(Labeled box records)
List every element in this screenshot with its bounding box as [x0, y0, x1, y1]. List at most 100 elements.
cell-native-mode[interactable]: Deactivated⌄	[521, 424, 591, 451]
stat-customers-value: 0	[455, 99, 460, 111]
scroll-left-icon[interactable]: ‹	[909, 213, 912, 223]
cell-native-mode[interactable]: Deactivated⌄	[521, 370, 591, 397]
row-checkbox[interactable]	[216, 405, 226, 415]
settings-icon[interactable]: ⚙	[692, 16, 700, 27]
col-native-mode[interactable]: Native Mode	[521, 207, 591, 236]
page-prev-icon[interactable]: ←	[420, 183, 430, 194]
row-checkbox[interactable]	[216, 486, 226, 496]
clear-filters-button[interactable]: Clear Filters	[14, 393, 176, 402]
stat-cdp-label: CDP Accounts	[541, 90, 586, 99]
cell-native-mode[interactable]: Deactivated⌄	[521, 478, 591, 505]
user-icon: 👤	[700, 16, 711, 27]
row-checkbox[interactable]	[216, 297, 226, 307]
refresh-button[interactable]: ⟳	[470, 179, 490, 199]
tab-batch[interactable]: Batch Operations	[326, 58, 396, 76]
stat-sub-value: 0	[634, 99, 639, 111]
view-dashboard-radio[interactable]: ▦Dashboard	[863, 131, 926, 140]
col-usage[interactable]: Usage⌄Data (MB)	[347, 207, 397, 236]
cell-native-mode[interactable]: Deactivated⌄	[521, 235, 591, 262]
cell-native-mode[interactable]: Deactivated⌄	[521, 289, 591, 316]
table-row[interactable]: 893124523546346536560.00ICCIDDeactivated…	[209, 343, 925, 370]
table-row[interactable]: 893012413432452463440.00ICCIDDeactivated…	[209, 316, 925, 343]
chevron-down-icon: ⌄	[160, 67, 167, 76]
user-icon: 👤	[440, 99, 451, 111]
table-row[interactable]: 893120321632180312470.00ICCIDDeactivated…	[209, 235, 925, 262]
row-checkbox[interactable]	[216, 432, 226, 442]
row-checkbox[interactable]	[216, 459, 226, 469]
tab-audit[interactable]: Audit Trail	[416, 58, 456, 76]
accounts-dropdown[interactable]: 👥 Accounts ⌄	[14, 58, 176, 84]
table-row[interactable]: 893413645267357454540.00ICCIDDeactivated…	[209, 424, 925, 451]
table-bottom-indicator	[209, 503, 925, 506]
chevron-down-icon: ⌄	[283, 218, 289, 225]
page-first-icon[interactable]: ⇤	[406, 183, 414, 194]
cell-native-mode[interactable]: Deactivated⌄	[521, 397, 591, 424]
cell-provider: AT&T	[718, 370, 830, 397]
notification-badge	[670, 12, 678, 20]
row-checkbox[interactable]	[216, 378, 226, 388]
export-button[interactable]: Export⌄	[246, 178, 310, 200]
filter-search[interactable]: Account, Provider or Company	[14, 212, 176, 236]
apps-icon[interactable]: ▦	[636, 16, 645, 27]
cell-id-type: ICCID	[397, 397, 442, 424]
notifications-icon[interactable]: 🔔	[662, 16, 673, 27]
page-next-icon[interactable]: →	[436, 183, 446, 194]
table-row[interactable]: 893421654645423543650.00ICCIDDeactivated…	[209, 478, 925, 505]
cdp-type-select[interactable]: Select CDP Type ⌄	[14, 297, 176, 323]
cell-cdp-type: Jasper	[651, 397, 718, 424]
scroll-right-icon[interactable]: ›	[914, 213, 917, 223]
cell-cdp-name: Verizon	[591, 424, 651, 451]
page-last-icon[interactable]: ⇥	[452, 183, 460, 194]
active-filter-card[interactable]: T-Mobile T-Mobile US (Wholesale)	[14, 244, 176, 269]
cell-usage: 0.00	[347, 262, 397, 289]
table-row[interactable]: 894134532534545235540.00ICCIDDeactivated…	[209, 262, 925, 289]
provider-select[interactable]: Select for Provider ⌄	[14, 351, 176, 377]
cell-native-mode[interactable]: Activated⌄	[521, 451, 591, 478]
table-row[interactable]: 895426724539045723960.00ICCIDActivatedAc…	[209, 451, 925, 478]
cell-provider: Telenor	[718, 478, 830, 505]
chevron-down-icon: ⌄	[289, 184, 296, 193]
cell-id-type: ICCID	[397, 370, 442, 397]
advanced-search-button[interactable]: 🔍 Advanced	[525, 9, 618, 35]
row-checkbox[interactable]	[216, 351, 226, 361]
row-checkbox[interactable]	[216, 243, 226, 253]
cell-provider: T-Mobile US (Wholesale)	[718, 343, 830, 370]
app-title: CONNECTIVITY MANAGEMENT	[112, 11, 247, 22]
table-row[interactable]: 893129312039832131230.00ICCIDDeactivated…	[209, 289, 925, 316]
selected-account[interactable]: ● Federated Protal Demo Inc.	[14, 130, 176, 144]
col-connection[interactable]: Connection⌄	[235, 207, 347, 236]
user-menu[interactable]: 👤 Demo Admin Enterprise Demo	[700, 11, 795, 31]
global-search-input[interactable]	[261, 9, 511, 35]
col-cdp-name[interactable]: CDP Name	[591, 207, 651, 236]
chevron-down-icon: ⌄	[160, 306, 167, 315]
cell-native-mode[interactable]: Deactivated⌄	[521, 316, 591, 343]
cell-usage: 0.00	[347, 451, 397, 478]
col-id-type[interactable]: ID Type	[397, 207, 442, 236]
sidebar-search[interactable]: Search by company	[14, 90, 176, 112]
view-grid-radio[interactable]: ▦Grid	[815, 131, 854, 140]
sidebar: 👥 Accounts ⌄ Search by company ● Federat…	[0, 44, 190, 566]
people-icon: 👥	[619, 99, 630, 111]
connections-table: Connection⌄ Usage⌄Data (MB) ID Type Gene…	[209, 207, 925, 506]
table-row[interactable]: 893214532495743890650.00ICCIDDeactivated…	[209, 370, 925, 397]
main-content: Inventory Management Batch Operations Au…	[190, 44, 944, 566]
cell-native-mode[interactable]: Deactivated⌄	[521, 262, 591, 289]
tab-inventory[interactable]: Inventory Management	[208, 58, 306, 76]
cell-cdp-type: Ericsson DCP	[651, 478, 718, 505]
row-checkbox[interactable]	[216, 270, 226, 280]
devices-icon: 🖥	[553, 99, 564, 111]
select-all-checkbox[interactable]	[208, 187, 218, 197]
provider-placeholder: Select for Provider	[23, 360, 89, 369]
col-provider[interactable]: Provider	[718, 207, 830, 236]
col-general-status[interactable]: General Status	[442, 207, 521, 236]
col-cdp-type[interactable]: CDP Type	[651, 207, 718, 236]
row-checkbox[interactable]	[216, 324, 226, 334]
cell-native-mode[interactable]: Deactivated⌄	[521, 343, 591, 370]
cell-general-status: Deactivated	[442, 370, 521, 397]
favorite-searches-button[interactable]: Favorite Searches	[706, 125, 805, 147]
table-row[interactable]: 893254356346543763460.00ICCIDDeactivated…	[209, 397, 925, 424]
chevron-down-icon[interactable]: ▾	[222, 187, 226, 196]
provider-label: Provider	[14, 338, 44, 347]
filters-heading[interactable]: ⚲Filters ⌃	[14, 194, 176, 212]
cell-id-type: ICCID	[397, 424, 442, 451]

[GIVEN INSTRUCTION] Reproduce every line of the records above without any changes.

[RESULT OF THE EXERCISE]
List every element in this screenshot with its bounding box as [x0, y0, x1, y1]. List at most 100 elements.
cell-native-mode[interactable]: Deactivated⌄	[521, 424, 591, 451]
stat-customers-value: 0	[455, 99, 460, 111]
scroll-left-icon[interactable]: ‹	[909, 213, 912, 223]
cell-native-mode[interactable]: Deactivated⌄	[521, 370, 591, 397]
row-checkbox[interactable]	[216, 405, 226, 415]
settings-icon[interactable]: ⚙	[692, 16, 700, 27]
col-native-mode[interactable]: Native Mode	[521, 207, 591, 236]
page-prev-icon[interactable]: ←	[420, 183, 430, 194]
row-checkbox[interactable]	[216, 486, 226, 496]
clear-filters-button[interactable]: Clear Filters	[14, 393, 176, 402]
stat-cdp-label: CDP Accounts	[541, 90, 586, 99]
cell-native-mode[interactable]: Deactivated⌄	[521, 478, 591, 505]
user-icon: 👤	[700, 16, 711, 27]
row-checkbox[interactable]	[216, 297, 226, 307]
refresh-button[interactable]: ⟳	[470, 179, 490, 199]
tab-batch[interactable]: Batch Operations	[326, 58, 396, 76]
stat-sub-value: 0	[634, 99, 639, 111]
view-dashboard-radio[interactable]: ▦Dashboard	[863, 131, 926, 140]
col-usage[interactable]: Usage⌄Data (MB)	[347, 207, 397, 236]
cell-native-mode[interactable]: Deactivated⌄	[521, 235, 591, 262]
cell-native-mode[interactable]: Deactivated⌄	[521, 289, 591, 316]
table-row[interactable]: 893124523546346536560.00ICCIDDeactivated…	[209, 343, 925, 370]
table-row[interactable]: 893012413432452463440.00ICCIDDeactivated…	[209, 316, 925, 343]
chevron-down-icon: ⌄	[160, 67, 167, 76]
user-icon: 👤	[440, 99, 451, 111]
table-row[interactable]: 893120321632180312470.00ICCIDDeactivated…	[209, 235, 925, 262]
row-checkbox[interactable]	[216, 432, 226, 442]
row-checkbox[interactable]	[216, 459, 226, 469]
tab-audit[interactable]: Audit Trail	[416, 58, 456, 76]
accounts-dropdown[interactable]: 👥 Accounts ⌄	[14, 58, 176, 84]
table-row[interactable]: 893413645267357454540.00ICCIDDeactivated…	[209, 424, 925, 451]
table-bottom-indicator	[209, 503, 925, 506]
chevron-down-icon: ⌄	[283, 218, 289, 225]
page-first-icon[interactable]: ⇤	[406, 183, 414, 194]
cell-native-mode[interactable]: Deactivated⌄	[521, 397, 591, 424]
cell-provider: AT&T	[718, 370, 830, 397]
notification-badge	[670, 12, 678, 20]
row-checkbox[interactable]	[216, 378, 226, 388]
export-button[interactable]: Export⌄	[246, 178, 310, 200]
filter-search[interactable]: Account, Provider or Company	[14, 212, 176, 236]
apps-icon[interactable]: ▦	[636, 16, 645, 27]
cell-id-type: ICCID	[397, 397, 442, 424]
notifications-icon[interactable]: 🔔	[662, 16, 673, 27]
page-next-icon[interactable]: →	[436, 183, 446, 194]
table-row[interactable]: 893421654645423543650.00ICCIDDeactivated…	[209, 478, 925, 505]
cdp-type-select[interactable]: Select CDP Type ⌄	[14, 297, 176, 323]
cell-cdp-type: Jasper	[651, 397, 718, 424]
scroll-right-icon[interactable]: ›	[914, 213, 917, 223]
cell-cdp-name: Verizon	[591, 424, 651, 451]
page-last-icon[interactable]: ⇥	[452, 183, 460, 194]
active-filter-card[interactable]: T-Mobile T-Mobile US (Wholesale)	[14, 244, 176, 269]
cell-usage: 0.00	[347, 262, 397, 289]
table-row[interactable]: 894134532534545235540.00ICCIDDeactivated…	[209, 262, 925, 289]
provider-select[interactable]: Select for Provider ⌄	[14, 351, 176, 377]
cell-native-mode[interactable]: Activated⌄	[521, 451, 591, 478]
table-row[interactable]: 895426724539045723960.00ICCIDActivatedAc…	[209, 451, 925, 478]
cell-provider: Telenor	[718, 478, 830, 505]
chevron-down-icon: ⌄	[289, 184, 296, 193]
cell-id-type: ICCID	[397, 370, 442, 397]
advanced-search-button[interactable]: 🔍 Advanced	[525, 9, 618, 35]
row-checkbox[interactable]	[216, 351, 226, 361]
row-checkbox[interactable]	[216, 243, 226, 253]
cell-provider: T-Mobile US (Wholesale)	[718, 343, 830, 370]
app-title: CONNECTIVITY MANAGEMENT	[112, 11, 247, 22]
table-row[interactable]: 893129312039832131230.00ICCIDDeactivated…	[209, 289, 925, 316]
selected-account[interactable]: ● Federated Protal Demo Inc.	[14, 130, 176, 144]
col-connection[interactable]: Connection⌄	[235, 207, 347, 236]
user-menu[interactable]: 👤 Demo Admin Enterprise Demo	[700, 11, 795, 31]
global-search-input[interactable]	[261, 9, 511, 35]
col-cdp-name[interactable]: CDP Name	[591, 207, 651, 236]
chevron-down-icon: ⌄	[160, 306, 167, 315]
cell-native-mode[interactable]: Deactivated⌄	[521, 316, 591, 343]
cell-usage: 0.00	[347, 451, 397, 478]
col-id-type[interactable]: ID Type	[397, 207, 442, 236]
sidebar-search[interactable]: Search by company	[14, 90, 176, 112]
view-grid-radio[interactable]: ▦Grid	[815, 131, 854, 140]
sidebar: 👥 Accounts ⌄ Search by company ● Federat…	[0, 44, 190, 566]
people-icon: 👥	[619, 99, 630, 111]
connections-table: Connection⌄ Usage⌄Data (MB) ID Type Gene…	[209, 207, 925, 506]
table-row[interactable]: 893214532495743890650.00ICCIDDeactivated…	[209, 370, 925, 397]
main-content: Inventory Management Batch Operations Au…	[190, 44, 944, 566]
cell-native-mode[interactable]: Deactivated⌄	[521, 262, 591, 289]
tab-inventory[interactable]: Inventory Management	[208, 58, 306, 76]
cell-cdp-type: Ericsson DCP	[651, 478, 718, 505]
row-checkbox[interactable]	[216, 270, 226, 280]
devices-icon: 🖥	[553, 99, 564, 111]
select-all-checkbox[interactable]	[208, 187, 218, 197]
provider-placeholder: Select for Provider	[23, 360, 89, 369]
col-provider[interactable]: Provider	[718, 207, 830, 236]
col-general-status[interactable]: General Status	[442, 207, 521, 236]
col-cdp-type[interactable]: CDP Type	[651, 207, 718, 236]
row-checkbox[interactable]	[216, 324, 226, 334]
cell-native-mode[interactable]: Deactivated⌄	[521, 343, 591, 370]
cell-general-status: Deactivated	[442, 370, 521, 397]
favorite-searches-button[interactable]: Favorite Searches	[706, 125, 805, 147]
table-row[interactable]: 893254356346543763460.00ICCIDDeactivated…	[209, 397, 925, 424]
chevron-down-icon[interactable]: ▾	[222, 187, 226, 196]
provider-label: Provider	[14, 338, 44, 347]
filters-heading[interactable]: ⚲Filters ⌃	[14, 194, 176, 212]
cell-id-type: ICCID	[397, 424, 442, 451]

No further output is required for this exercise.